[Collection entries]
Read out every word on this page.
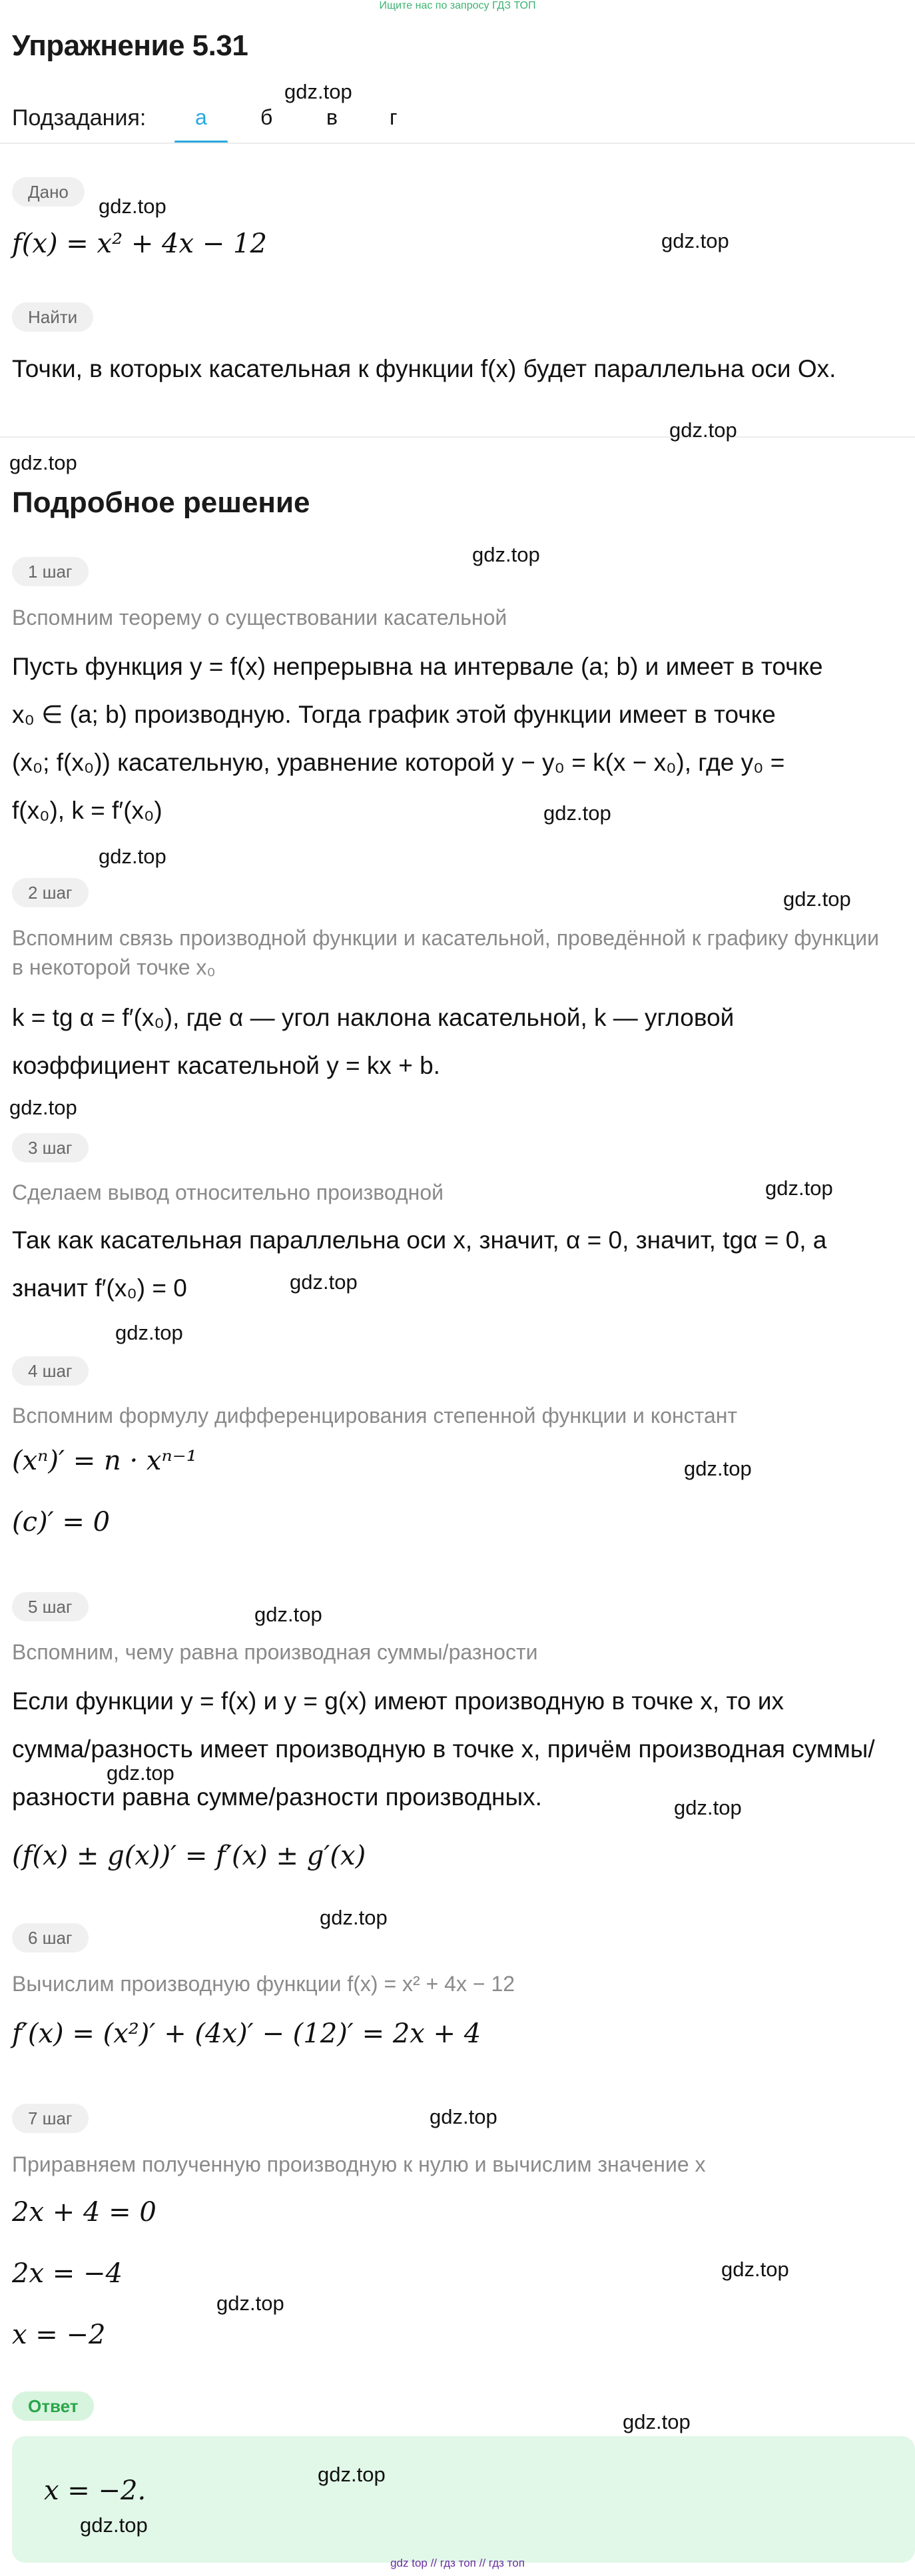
Ищите нас по запросу ГДЗ ТОП
Упражнение 5.31
Подзадания: а	б	в г
Дано
f(x) = x² + 4x − 12
Найти
Точки, в которых касательная к функции f(x) будет параллельна оси Ox.
Подробное решение
1 шаг
Вспомним теорему о существовании касательной
Пусть функция y = f(x) непрерывна на интервале (a; b) и имеет в точке
x₀ ∈ (a; b) производную. Тогда график этой функции имеет в точке
(x₀; f(x₀)) касательную, уравнение которой y − y₀ = k(x − x₀), где y₀ =
f(x₀), k = f′(x₀)
2 шаг
Вспомним связь производной функции и касательной, проведённой к графику функции
в некоторой точке x₀
k = tg α = f′(x₀), где α — угол наклона касательной, k — угловой
коэффициент касательной y = kx + b.
3 шаг
Сделаем вывод относительно производной
Так как касательная параллельна оси x, значит, α = 0, значит, tgα = 0, а
значит f′(x₀) = 0
4 шаг
Вспомним формулу дифференцирования степенной функции и констант
(xⁿ)′ = n · xⁿ⁻¹
(c)′ = 0
5 шаг
Вспомним, чему равна производная суммы/разности
Если функции y = f(x) и y = g(x) имеют производную в точке x, то их
сумма/разность имеет производную в точке x, причём производная суммы/
разности равна сумме/разности производных.
(f(x) ± g(x))′ = f′(x) ± g′(x)
6 шаг
Вычислим производную функции f(x) = x² + 4x − 12
f′(x) = (x²)′ + (4x)′ − (12)′ = 2x + 4
7 шаг
Приравняем полученную производную к нулю и вычислим значение x
2x + 4 = 0
2x = −4
x = −2
Ответ
x = −2.
gdz.top
gdz.top
gdz.top
gdz.top
gdz.top
gdz.top
gdz.top
gdz.top
gdz.top
gdz.top
gdz.top
gdz.top
gdz.top
gdz.top
gdz.top
gdz.top
gdz.top
gdz.top
gdz.top
gdz.top
gdz.top
gdz.top
gdz.top
gdz.top
gdz top // гдз топ // гдз топ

PROMPT -
Tell how many lines hold the string "производная", giving the number and nothing else.

TASK RESPONSE -
2